■ MATERIAL FOR THE TASK:
━━━━━━━━━━━━━━━━━━━━

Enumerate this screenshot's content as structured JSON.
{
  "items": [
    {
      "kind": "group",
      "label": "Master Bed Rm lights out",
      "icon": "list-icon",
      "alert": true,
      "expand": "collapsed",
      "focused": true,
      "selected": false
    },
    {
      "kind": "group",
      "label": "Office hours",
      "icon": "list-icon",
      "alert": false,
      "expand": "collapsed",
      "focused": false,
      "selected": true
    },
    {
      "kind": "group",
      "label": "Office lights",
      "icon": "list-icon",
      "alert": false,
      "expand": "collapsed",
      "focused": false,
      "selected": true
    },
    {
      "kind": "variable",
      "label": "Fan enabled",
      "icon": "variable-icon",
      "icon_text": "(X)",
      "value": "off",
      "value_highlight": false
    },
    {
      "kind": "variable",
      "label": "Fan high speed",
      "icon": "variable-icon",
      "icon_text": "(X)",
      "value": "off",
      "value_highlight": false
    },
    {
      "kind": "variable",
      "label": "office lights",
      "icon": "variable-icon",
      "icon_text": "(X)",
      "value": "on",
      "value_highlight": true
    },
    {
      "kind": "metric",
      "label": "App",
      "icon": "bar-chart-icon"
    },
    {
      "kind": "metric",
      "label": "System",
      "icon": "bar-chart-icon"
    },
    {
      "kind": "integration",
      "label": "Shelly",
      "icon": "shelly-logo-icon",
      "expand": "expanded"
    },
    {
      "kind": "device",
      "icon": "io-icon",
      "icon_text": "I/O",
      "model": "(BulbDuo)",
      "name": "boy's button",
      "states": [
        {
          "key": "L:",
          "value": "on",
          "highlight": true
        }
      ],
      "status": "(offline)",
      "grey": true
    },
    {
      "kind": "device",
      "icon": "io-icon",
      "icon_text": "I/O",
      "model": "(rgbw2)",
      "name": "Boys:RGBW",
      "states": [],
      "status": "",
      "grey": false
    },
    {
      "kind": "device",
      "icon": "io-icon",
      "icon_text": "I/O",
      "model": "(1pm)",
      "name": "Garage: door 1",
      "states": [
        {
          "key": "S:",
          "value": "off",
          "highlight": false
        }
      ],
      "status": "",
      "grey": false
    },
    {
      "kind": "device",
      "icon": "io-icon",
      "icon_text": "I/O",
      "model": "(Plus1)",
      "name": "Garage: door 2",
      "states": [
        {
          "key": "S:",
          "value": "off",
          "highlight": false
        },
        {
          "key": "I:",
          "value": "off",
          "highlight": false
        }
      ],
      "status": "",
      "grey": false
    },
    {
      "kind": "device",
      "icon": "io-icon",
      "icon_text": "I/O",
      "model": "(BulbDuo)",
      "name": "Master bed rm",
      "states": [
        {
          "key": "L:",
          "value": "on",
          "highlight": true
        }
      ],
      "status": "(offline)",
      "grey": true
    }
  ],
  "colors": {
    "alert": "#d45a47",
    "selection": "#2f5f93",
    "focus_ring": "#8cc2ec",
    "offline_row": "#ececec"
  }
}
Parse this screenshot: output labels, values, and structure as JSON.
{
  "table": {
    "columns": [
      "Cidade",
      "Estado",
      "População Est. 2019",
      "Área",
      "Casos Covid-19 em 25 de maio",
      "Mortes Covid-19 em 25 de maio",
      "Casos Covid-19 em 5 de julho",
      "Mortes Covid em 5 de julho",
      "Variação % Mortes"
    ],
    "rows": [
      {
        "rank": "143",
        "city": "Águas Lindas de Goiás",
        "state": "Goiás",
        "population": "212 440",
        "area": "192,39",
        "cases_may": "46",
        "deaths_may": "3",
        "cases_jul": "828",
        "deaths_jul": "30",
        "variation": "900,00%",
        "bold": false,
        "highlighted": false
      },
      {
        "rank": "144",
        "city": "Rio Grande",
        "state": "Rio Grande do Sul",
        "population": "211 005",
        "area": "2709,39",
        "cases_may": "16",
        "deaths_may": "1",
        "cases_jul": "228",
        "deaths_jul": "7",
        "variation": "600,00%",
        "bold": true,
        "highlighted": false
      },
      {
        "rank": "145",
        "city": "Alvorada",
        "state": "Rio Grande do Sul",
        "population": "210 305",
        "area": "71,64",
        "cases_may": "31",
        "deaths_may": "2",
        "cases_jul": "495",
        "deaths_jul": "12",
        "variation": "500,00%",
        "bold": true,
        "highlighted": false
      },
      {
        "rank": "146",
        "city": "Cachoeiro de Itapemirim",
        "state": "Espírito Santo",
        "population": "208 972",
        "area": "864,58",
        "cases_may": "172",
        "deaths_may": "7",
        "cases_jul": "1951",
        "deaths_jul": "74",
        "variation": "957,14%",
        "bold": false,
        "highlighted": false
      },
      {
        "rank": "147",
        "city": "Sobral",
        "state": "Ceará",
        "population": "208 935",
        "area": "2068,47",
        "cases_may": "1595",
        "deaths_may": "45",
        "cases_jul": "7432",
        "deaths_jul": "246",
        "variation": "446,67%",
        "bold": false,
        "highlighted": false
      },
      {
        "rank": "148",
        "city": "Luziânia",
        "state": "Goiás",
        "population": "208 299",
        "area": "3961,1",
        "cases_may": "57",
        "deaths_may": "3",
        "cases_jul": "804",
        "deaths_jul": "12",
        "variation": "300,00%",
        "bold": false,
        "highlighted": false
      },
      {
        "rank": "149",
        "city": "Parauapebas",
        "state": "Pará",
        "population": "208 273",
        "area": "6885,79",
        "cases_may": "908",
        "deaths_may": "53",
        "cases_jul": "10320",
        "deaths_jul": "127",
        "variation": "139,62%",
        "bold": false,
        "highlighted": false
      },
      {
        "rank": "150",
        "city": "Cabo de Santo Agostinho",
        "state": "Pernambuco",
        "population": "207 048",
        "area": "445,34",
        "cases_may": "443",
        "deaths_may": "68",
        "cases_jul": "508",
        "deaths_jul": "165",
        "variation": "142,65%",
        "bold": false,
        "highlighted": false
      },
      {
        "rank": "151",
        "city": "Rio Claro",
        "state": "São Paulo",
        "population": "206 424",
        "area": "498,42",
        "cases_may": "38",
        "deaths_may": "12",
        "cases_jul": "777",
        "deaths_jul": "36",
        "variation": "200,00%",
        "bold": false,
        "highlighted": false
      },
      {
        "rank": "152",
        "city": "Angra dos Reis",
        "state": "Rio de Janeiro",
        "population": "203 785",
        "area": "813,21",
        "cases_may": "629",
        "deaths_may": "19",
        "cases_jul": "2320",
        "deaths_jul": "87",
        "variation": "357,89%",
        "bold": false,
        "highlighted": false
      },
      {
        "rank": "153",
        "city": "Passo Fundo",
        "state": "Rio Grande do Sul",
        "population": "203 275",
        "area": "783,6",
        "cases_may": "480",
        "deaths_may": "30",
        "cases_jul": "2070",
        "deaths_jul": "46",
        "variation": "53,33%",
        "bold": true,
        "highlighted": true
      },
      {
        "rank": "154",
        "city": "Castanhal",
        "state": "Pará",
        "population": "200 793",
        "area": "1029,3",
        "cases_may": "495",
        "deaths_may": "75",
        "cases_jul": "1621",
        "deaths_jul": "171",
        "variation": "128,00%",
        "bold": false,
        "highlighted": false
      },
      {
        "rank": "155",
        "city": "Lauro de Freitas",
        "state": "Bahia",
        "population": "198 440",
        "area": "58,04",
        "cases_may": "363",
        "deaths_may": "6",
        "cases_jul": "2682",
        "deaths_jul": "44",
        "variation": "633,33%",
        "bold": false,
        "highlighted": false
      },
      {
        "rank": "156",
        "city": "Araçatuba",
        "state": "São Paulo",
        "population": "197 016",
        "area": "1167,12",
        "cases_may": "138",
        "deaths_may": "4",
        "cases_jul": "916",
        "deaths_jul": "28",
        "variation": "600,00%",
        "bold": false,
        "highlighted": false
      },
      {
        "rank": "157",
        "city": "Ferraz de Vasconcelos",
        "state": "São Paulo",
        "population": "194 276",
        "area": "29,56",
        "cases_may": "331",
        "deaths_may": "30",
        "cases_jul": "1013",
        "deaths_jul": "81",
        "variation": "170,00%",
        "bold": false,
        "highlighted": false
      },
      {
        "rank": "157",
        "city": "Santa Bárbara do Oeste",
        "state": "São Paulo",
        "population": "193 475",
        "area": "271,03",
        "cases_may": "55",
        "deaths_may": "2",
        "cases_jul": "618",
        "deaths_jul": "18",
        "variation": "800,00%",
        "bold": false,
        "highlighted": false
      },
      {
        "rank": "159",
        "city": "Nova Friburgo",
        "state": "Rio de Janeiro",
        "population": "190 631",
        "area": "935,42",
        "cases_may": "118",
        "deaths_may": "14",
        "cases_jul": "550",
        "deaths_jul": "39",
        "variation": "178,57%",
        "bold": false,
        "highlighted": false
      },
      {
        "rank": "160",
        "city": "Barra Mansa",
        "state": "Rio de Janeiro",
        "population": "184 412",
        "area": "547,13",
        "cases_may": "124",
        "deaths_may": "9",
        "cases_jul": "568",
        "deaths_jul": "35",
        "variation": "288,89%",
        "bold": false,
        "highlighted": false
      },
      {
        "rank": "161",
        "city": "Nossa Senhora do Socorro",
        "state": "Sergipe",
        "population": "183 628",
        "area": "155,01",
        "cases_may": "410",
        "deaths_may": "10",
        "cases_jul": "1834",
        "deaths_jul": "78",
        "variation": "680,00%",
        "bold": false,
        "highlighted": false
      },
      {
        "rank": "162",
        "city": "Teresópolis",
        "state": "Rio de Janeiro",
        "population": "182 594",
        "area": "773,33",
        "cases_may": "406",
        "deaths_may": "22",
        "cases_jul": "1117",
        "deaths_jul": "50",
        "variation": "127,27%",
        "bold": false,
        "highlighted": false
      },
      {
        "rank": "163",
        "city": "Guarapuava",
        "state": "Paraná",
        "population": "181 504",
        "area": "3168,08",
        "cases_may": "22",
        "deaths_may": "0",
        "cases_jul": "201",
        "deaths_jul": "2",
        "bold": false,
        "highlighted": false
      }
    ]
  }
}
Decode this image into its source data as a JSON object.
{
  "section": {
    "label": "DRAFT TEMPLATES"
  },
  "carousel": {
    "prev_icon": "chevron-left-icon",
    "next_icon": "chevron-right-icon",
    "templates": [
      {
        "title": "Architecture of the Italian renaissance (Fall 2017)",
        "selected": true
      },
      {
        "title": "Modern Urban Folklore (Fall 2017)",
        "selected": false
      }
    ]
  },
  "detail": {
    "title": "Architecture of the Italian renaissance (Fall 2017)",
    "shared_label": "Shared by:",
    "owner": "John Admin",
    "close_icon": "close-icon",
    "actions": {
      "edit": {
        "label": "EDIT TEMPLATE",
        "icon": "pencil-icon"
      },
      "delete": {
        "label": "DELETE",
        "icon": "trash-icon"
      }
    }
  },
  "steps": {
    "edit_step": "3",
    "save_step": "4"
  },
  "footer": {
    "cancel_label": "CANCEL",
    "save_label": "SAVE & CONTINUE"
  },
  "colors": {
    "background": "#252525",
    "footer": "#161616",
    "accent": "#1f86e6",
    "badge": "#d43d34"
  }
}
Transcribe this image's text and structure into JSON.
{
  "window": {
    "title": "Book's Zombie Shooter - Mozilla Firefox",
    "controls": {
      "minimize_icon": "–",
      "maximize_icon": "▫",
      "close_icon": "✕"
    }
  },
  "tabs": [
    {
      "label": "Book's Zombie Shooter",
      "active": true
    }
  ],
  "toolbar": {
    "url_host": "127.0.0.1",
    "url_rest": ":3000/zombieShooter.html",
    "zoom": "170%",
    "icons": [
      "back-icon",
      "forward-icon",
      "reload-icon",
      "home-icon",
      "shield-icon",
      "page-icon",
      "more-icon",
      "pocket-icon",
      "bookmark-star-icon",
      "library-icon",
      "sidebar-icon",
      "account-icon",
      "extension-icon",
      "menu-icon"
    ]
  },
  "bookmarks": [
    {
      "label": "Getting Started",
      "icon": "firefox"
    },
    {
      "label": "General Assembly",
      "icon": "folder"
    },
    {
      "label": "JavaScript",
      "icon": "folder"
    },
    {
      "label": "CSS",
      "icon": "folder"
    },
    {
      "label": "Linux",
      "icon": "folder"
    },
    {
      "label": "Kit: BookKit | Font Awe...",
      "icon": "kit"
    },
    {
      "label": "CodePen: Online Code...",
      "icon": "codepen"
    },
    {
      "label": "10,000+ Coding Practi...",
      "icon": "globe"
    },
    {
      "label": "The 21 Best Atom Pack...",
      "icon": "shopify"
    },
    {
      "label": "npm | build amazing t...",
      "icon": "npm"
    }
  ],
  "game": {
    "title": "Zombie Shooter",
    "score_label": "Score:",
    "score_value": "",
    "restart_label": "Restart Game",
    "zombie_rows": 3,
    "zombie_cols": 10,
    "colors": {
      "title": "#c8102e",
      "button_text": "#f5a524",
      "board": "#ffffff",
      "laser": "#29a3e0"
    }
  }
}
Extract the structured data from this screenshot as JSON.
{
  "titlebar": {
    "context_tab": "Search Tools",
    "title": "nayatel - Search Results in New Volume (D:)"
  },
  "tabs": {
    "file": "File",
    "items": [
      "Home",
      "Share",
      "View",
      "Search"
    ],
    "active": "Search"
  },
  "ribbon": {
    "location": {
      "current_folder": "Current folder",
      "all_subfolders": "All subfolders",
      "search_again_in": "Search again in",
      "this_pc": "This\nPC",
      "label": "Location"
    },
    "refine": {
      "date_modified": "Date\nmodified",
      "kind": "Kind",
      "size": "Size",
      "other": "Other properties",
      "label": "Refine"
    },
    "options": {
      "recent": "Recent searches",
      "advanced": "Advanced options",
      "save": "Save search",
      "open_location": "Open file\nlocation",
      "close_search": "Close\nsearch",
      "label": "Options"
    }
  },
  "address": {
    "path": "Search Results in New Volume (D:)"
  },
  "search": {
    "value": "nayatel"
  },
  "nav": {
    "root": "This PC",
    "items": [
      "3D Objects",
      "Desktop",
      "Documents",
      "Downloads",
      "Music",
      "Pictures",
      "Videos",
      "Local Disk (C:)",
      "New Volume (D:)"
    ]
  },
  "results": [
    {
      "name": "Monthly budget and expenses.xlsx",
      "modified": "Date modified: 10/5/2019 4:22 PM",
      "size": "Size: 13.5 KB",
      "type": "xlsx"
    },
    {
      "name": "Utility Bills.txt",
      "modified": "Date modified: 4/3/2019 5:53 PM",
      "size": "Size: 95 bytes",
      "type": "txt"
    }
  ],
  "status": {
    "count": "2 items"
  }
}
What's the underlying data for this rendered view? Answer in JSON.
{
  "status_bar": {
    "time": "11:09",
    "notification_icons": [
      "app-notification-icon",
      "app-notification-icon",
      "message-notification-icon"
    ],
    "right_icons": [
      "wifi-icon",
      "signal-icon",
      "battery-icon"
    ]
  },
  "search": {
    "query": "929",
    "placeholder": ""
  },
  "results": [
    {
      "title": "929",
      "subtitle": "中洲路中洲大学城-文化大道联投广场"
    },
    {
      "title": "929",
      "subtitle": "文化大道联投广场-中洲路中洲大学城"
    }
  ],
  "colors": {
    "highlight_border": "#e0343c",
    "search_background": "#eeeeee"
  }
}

━━━━━━━━━━━━━━━━━━━━

■ EXERCISE REQUIREMENTS: Which lines of the data include "name"? Copy each of them.

■ RESULT OF THE TASK:
      "name": "boy's button",
      "name": "Boys:RGBW",
      "name": "Garage: door 1",
      "name": "Garage: door 2",
      "name": "Master bed rm",
      "name": "Monthly budget and expenses.xlsx",
      "name": "Utility Bills.txt",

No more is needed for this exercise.